## TASK TO COMPLETE
Extract verbatim every line from the one containing "Give me the" to the final line of the records below, inclusive, and exclude all pictures.

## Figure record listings
_ _ _

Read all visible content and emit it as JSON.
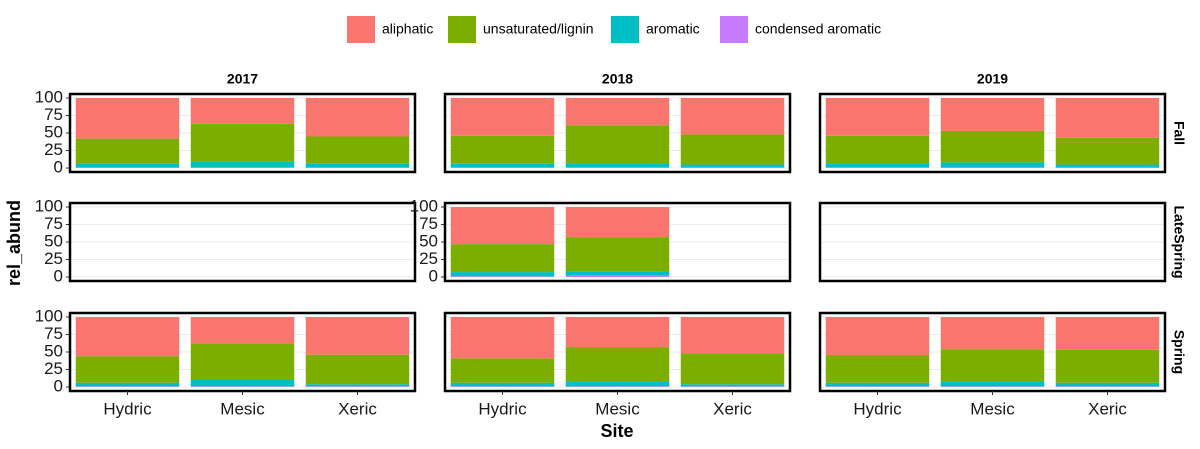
{
  "chart_data": {
    "type": "bar",
    "stacked": true,
    "grid": true,
    "legend": "top",
    "x_label": "Site",
    "y_label": "rel_abund",
    "categories": [
      "Hydric",
      "Mesic",
      "Xeric"
    ],
    "series": [
      {
        "name": "aliphatic",
        "color": "#f8766d"
      },
      {
        "name": "unsaturated/lignin",
        "color": "#7cae00"
      },
      {
        "name": "aromatic",
        "color": "#00bfc4"
      },
      {
        "name": "condensed aromatic",
        "color": "#c77cff"
      }
    ],
    "columns": [
      "2017",
      "2018",
      "2019"
    ],
    "rows": [
      "Fall",
      "LateSpring",
      "Spring"
    ],
    "ylim": [
      0,
      100
    ],
    "yticks": [
      0,
      25,
      50,
      75,
      100
    ],
    "panels": [
      {
        "show_yticks": true,
        "values": [
          [
            58,
            37,
            55
          ],
          [
            36,
            54,
            39
          ],
          [
            5,
            8,
            5
          ],
          [
            1,
            1,
            1
          ]
        ]
      },
      {
        "show_yticks": false,
        "values": [
          [
            54,
            39,
            52
          ],
          [
            40,
            54,
            43
          ],
          [
            5,
            6,
            4
          ],
          [
            1,
            1,
            1
          ]
        ]
      },
      {
        "show_yticks": false,
        "values": [
          [
            54,
            47,
            57
          ],
          [
            39,
            45,
            38
          ],
          [
            6,
            7,
            4
          ],
          [
            1,
            1,
            1
          ]
        ]
      },
      {
        "show_yticks": true,
        "values": [
          [
            null,
            null,
            null
          ],
          [
            null,
            null,
            null
          ],
          [
            null,
            null,
            null
          ],
          [
            null,
            null,
            null
          ]
        ]
      },
      {
        "show_yticks": true,
        "values": [
          [
            53,
            43,
            null
          ],
          [
            40,
            49,
            null
          ],
          [
            6,
            6,
            null
          ],
          [
            1,
            2,
            null
          ]
        ]
      },
      {
        "show_yticks": false,
        "values": [
          [
            null,
            null,
            null
          ],
          [
            null,
            null,
            null
          ],
          [
            null,
            null,
            null
          ],
          [
            null,
            null,
            null
          ]
        ]
      },
      {
        "show_yticks": true,
        "values": [
          [
            56,
            38,
            54
          ],
          [
            38,
            52,
            42
          ],
          [
            5,
            9,
            3
          ],
          [
            1,
            1,
            1
          ]
        ]
      },
      {
        "show_yticks": false,
        "values": [
          [
            59,
            43,
            52
          ],
          [
            35,
            49,
            44
          ],
          [
            5,
            7,
            3
          ],
          [
            1,
            1,
            1
          ]
        ]
      },
      {
        "show_yticks": false,
        "values": [
          [
            55,
            46,
            47
          ],
          [
            39,
            46,
            47
          ],
          [
            5,
            7,
            5
          ],
          [
            1,
            1,
            1
          ]
        ]
      }
    ]
  }
}
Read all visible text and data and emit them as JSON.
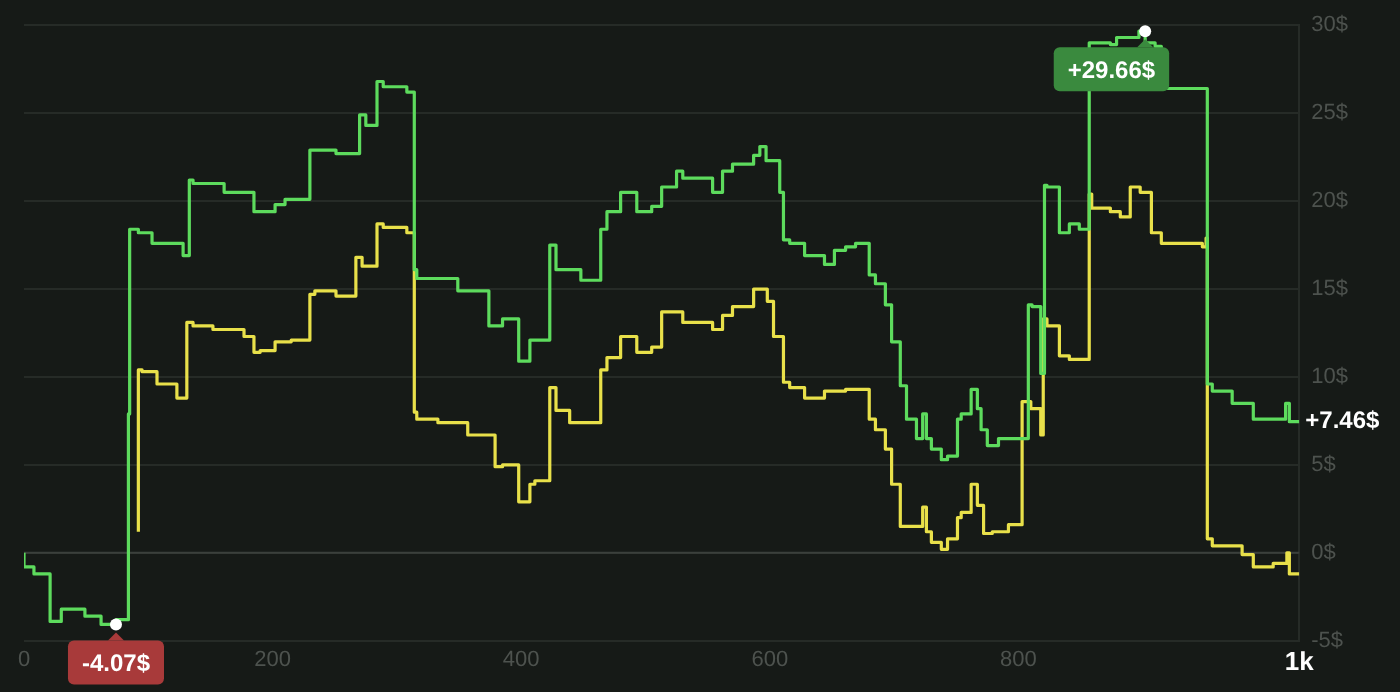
{
  "chart_data": {
    "type": "step",
    "xlim": [
      0,
      1026
    ],
    "xticks": [
      0,
      200,
      400,
      600,
      800,
      {
        "value": 1026,
        "label": "1k"
      }
    ],
    "ylim": [
      -5,
      30
    ],
    "yticks": [
      {
        "value": -5,
        "label": "-5$"
      },
      {
        "value": 0,
        "label": "0$"
      },
      {
        "value": 5,
        "label": "5$"
      },
      {
        "value": 10,
        "label": "10$"
      },
      {
        "value": 15,
        "label": "15$"
      },
      {
        "value": 20,
        "label": "20$"
      },
      {
        "value": 25,
        "label": "25$"
      },
      {
        "value": 30,
        "label": "30$"
      }
    ],
    "grid": "y",
    "legend": false,
    "marker": "none",
    "line_style": "solid",
    "ref_lines": [
      {
        "axis": "y",
        "value": 0,
        "color": "#3b403c"
      }
    ],
    "annotations": [
      {
        "text": "-4.07$",
        "x": 74,
        "y": -4.07
      },
      {
        "text": "+29.66$",
        "x": 902,
        "y": 29.66
      },
      {
        "text": "+7.46$",
        "x": 1026,
        "y": 7.46
      }
    ],
    "series": [
      {
        "color": "#5ddb5d",
        "x": [
          0,
          8,
          21,
          30,
          49,
          62,
          74,
          84,
          85,
          92,
          103,
          128,
          133,
          136,
          161,
          185,
          190,
          202,
          210,
          230,
          234,
          251,
          270,
          275,
          284,
          289,
          308,
          314,
          316,
          349,
          374,
          385,
          398,
          407,
          411,
          423,
          428,
          448,
          464,
          469,
          480,
          493,
          505,
          513,
          525,
          530,
          554,
          562,
          570,
          587,
          592,
          597,
          608,
          611,
          616,
          628,
          644,
          652,
          661,
          669,
          680,
          685,
          693,
          698,
          705,
          710,
          718,
          723,
          726,
          730,
          738,
          743,
          751,
          754,
          762,
          767,
          770,
          775,
          784,
          800,
          808,
          811,
          818,
          821,
          823,
          833,
          841,
          849,
          857,
          862,
          874,
          879,
          897,
          902,
          910,
          915,
          952,
          956,
          972,
          989,
          1015,
          1018,
          1026
        ],
        "values": [
          0,
          -0.8,
          -1.2,
          -3.9,
          -3.2,
          -3.6,
          -4.07,
          -3.8,
          7.9,
          18.4,
          18.2,
          17.6,
          16.9,
          21.2,
          21,
          20.5,
          19.4,
          19.4,
          19.8,
          20.1,
          22.9,
          22.9,
          22.7,
          24.9,
          24.3,
          26.8,
          26.5,
          26.2,
          16.1,
          15.6,
          14.9,
          12.9,
          13.3,
          10.9,
          12.1,
          12.1,
          17.5,
          16.1,
          15.5,
          18.4,
          19.4,
          20.5,
          19.4,
          19.7,
          20.8,
          21.7,
          21.3,
          20.5,
          21.7,
          22.1,
          22.6,
          23.1,
          22.3,
          20.5,
          17.8,
          17.6,
          16.9,
          16.4,
          17.2,
          17.4,
          17.6,
          15.8,
          15.3,
          14.1,
          12,
          9.5,
          7.6,
          6.5,
          7.9,
          6.5,
          5.9,
          5.3,
          5.5,
          7.6,
          7.9,
          9.3,
          8.2,
          7,
          6.1,
          6.5,
          6.5,
          14.1,
          14,
          10.2,
          20.9,
          20.8,
          18.2,
          18.7,
          18.4,
          29,
          29,
          28.9,
          29.3,
          29.66,
          29,
          28.8,
          26.4,
          9.6,
          9.2,
          8.5,
          7.6,
          8.5,
          7.46
        ]
      },
      {
        "color": "#e8e04a",
        "x": [
          92,
          95,
          107,
          123,
          131,
          136,
          152,
          177,
          185,
          190,
          202,
          215,
          230,
          234,
          251,
          267,
          272,
          284,
          289,
          308,
          314,
          316,
          333,
          357,
          379,
          385,
          398,
          407,
          411,
          423,
          428,
          439,
          464,
          469,
          480,
          493,
          505,
          513,
          525,
          530,
          554,
          562,
          570,
          587,
          598,
          603,
          611,
          616,
          628,
          644,
          661,
          680,
          685,
          693,
          698,
          705,
          713,
          723,
          726,
          730,
          738,
          743,
          751,
          754,
          762,
          767,
          772,
          779,
          792,
          803,
          810,
          818,
          820,
          823,
          833,
          841,
          849,
          857,
          859,
          874,
          882,
          890,
          898,
          907,
          915,
          948,
          951,
          952,
          956,
          980,
          989,
          1005,
          1016,
          1018,
          1026
        ],
        "values": [
          1.2,
          10.4,
          10.3,
          9.6,
          8.8,
          13.1,
          12.9,
          12.7,
          12.3,
          11.4,
          11.5,
          12,
          12.1,
          14.7,
          14.9,
          14.6,
          16.8,
          16.3,
          18.7,
          18.5,
          18.2,
          8,
          7.6,
          7.4,
          6.7,
          4.9,
          5,
          2.9,
          3.9,
          4.1,
          9.4,
          8.1,
          7.4,
          10.4,
          11.1,
          12.3,
          11.4,
          11.7,
          13.7,
          13.7,
          13.1,
          12.7,
          13.5,
          14,
          15,
          14.3,
          12.3,
          9.7,
          9.4,
          8.8,
          9.2,
          9.3,
          7.6,
          7,
          5.9,
          3.9,
          1.5,
          1.5,
          2.6,
          1.2,
          0.6,
          0.2,
          0.8,
          2,
          2.3,
          3.9,
          2.7,
          1.1,
          1.2,
          1.6,
          8.6,
          8.2,
          6.7,
          13.3,
          12.9,
          11.2,
          11,
          11,
          20.4,
          19.6,
          19.4,
          19.1,
          20.8,
          20.5,
          18.2,
          17.6,
          17.4,
          17.9,
          0.8,
          0.4,
          -0.1,
          -0.8,
          -0.6,
          0,
          -1.2
        ]
      }
    ]
  }
}
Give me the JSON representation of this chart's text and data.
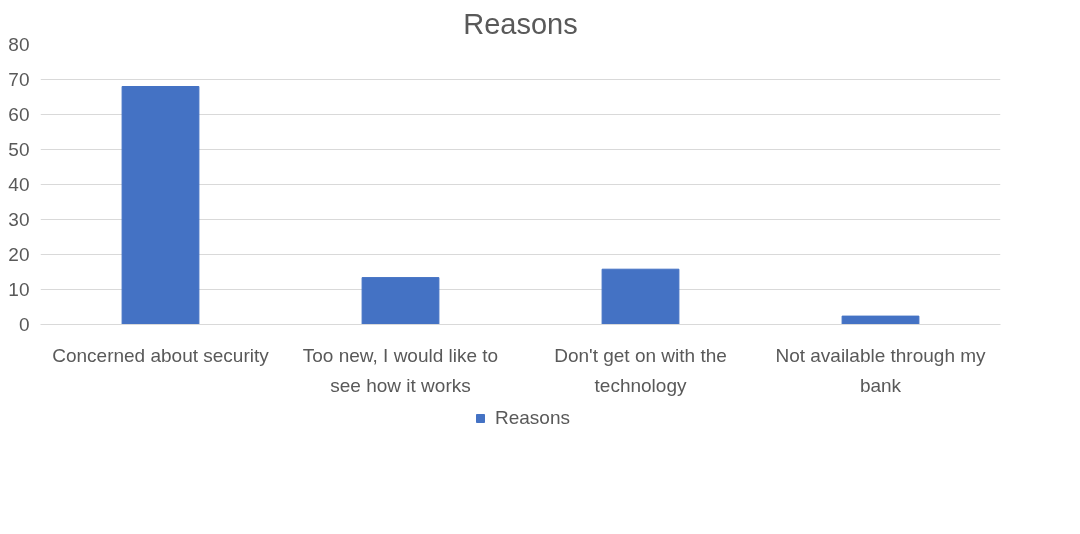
{
  "chart_data": {
    "type": "bar",
    "title": "Reasons",
    "categories": [
      "Concerned about security",
      "Too new, I would like to see how it works",
      "Don't get on with the technology",
      "Not available through my bank"
    ],
    "series": [
      {
        "name": "Reasons",
        "color": "#4472c4",
        "values": [
          68,
          13.4,
          15.8,
          2.4
        ]
      }
    ],
    "ylim": [
      0,
      80
    ],
    "yticks": [
      0,
      10,
      20,
      30,
      40,
      50,
      60,
      70,
      80
    ],
    "grid": "y",
    "legend": "bottom"
  }
}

_ _ _

## ANSWER TO THE EXERCISE
Give me the JSON representation of this chart's text and data.
{
  "chart_data": {
    "type": "bar",
    "title": "Reasons",
    "categories": [
      "Concerned about security",
      "Too new, I would like to see how it works",
      "Don't get on with the technology",
      "Not available through my bank"
    ],
    "series": [
      {
        "name": "Reasons",
        "color": "#4472c4",
        "values": [
          68,
          13.4,
          15.8,
          2.4
        ]
      }
    ],
    "ylim": [
      0,
      80
    ],
    "yticks": [
      0,
      10,
      20,
      30,
      40,
      50,
      60,
      70,
      80
    ],
    "grid": "y",
    "legend": "bottom"
  }
}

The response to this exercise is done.